[begin Data shown]
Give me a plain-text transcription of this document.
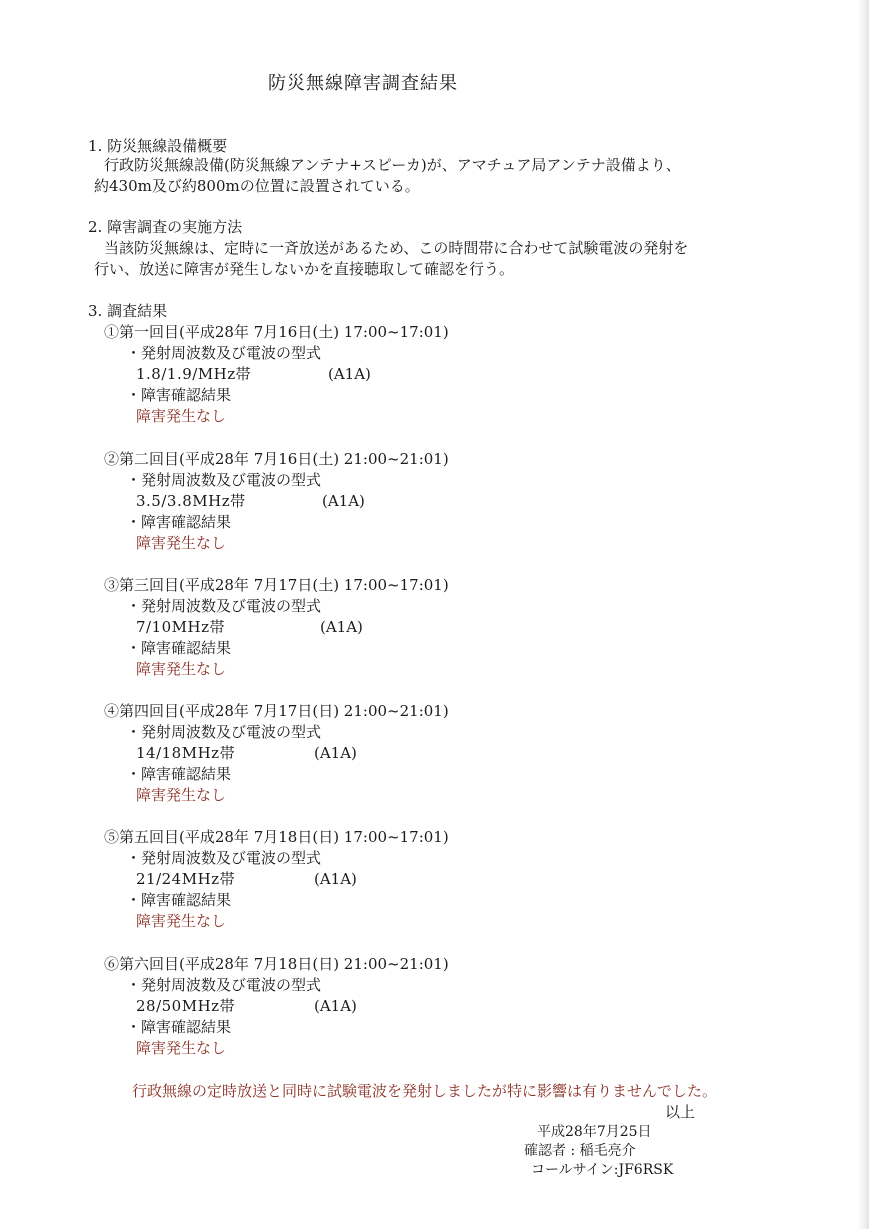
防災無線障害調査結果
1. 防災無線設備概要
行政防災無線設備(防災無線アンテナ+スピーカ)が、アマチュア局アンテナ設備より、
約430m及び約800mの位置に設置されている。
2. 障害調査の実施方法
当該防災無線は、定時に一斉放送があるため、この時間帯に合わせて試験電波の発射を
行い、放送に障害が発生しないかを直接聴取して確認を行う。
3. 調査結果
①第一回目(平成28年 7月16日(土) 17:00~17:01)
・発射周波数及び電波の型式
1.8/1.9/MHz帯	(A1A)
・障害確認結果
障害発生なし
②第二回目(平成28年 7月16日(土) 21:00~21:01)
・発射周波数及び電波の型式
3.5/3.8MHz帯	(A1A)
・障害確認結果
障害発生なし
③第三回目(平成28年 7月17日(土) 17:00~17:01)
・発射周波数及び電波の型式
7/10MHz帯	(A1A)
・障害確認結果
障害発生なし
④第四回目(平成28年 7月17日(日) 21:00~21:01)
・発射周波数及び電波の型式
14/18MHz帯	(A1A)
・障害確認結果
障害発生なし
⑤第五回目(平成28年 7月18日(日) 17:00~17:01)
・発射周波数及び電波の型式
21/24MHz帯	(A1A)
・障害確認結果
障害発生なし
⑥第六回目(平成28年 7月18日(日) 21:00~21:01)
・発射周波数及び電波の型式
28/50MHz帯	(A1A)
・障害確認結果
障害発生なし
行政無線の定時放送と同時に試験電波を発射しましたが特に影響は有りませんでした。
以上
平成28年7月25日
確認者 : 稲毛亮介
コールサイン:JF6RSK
[end Data shown]
[begin Data shown]
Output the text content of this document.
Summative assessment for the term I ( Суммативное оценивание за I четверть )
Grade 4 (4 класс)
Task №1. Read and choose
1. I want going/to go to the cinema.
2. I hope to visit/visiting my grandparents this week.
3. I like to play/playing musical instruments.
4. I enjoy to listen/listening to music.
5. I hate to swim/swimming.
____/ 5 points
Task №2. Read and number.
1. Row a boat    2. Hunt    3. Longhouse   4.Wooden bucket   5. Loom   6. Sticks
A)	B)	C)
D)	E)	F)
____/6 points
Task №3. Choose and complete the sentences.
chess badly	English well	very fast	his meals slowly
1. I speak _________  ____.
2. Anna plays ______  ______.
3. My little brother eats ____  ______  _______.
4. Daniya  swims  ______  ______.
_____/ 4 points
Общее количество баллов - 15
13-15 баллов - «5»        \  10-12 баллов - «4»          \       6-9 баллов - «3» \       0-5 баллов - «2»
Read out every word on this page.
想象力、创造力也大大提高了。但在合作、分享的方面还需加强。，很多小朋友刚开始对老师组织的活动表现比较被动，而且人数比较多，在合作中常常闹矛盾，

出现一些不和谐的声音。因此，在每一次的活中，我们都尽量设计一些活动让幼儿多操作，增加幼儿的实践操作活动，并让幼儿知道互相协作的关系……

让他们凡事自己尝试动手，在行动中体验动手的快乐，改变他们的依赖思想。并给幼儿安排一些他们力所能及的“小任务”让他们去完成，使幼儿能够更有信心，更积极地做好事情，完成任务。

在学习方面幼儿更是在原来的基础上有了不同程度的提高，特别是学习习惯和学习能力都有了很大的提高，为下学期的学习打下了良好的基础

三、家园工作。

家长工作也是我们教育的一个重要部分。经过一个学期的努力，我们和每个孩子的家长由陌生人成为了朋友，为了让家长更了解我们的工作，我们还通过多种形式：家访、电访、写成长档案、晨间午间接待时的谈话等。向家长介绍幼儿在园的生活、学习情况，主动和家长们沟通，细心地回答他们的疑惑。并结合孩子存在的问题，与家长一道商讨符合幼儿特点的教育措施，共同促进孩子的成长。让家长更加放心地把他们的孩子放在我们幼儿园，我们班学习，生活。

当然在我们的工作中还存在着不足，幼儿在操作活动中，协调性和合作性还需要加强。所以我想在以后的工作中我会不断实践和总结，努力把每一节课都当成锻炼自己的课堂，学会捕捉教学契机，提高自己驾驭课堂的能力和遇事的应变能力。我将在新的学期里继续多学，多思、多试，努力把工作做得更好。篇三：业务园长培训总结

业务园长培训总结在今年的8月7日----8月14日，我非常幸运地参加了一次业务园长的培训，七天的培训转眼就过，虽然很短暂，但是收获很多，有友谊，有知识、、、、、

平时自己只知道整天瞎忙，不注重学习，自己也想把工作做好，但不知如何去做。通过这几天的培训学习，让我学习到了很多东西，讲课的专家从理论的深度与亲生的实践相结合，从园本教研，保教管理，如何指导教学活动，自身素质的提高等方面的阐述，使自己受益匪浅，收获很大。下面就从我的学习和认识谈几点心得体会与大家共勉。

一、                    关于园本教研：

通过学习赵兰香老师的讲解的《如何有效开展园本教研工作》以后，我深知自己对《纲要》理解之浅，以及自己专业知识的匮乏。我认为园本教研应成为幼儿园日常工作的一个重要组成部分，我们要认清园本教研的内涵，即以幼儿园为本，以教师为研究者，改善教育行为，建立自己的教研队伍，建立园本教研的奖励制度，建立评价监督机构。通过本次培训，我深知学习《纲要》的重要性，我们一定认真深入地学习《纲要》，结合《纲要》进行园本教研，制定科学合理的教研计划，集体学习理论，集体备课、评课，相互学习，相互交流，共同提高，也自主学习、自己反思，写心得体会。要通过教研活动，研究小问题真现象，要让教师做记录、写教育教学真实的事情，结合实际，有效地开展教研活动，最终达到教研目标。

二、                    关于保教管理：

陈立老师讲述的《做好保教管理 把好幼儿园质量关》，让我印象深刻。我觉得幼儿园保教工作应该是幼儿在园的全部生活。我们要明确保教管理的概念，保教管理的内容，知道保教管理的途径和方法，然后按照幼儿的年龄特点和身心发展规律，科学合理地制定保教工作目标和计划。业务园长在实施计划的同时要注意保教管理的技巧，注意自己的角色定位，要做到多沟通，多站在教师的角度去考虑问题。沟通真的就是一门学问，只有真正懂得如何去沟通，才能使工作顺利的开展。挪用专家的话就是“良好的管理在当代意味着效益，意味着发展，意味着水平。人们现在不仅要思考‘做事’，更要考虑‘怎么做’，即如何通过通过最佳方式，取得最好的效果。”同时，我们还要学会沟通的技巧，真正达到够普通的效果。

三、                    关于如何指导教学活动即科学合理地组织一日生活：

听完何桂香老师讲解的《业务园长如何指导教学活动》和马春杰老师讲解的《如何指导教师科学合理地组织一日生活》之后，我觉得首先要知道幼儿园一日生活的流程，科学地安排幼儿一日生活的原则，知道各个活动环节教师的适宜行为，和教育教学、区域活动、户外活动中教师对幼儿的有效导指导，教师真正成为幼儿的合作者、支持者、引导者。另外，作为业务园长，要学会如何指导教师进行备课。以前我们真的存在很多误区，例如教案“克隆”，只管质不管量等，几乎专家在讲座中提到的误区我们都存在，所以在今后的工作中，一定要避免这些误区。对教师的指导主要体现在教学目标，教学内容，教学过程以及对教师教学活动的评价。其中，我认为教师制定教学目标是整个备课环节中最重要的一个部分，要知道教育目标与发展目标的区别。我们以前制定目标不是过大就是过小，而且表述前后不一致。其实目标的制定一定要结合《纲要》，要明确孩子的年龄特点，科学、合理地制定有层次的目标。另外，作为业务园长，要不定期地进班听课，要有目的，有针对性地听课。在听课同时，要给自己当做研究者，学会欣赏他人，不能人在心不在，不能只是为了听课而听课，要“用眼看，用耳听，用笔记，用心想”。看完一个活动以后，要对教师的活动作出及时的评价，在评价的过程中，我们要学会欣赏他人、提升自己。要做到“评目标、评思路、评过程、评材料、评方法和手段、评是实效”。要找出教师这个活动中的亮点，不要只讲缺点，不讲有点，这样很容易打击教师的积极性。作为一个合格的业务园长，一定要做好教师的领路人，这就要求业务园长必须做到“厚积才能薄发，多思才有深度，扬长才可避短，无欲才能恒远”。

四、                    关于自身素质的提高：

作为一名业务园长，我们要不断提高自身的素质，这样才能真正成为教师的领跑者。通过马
[end Data shown]
Read through the entries and copy every line that includes "Task".

**Expected answer**
Task №1. Read and choose
Task №2. Read and number.
Task №3. Choose and complete the sentences.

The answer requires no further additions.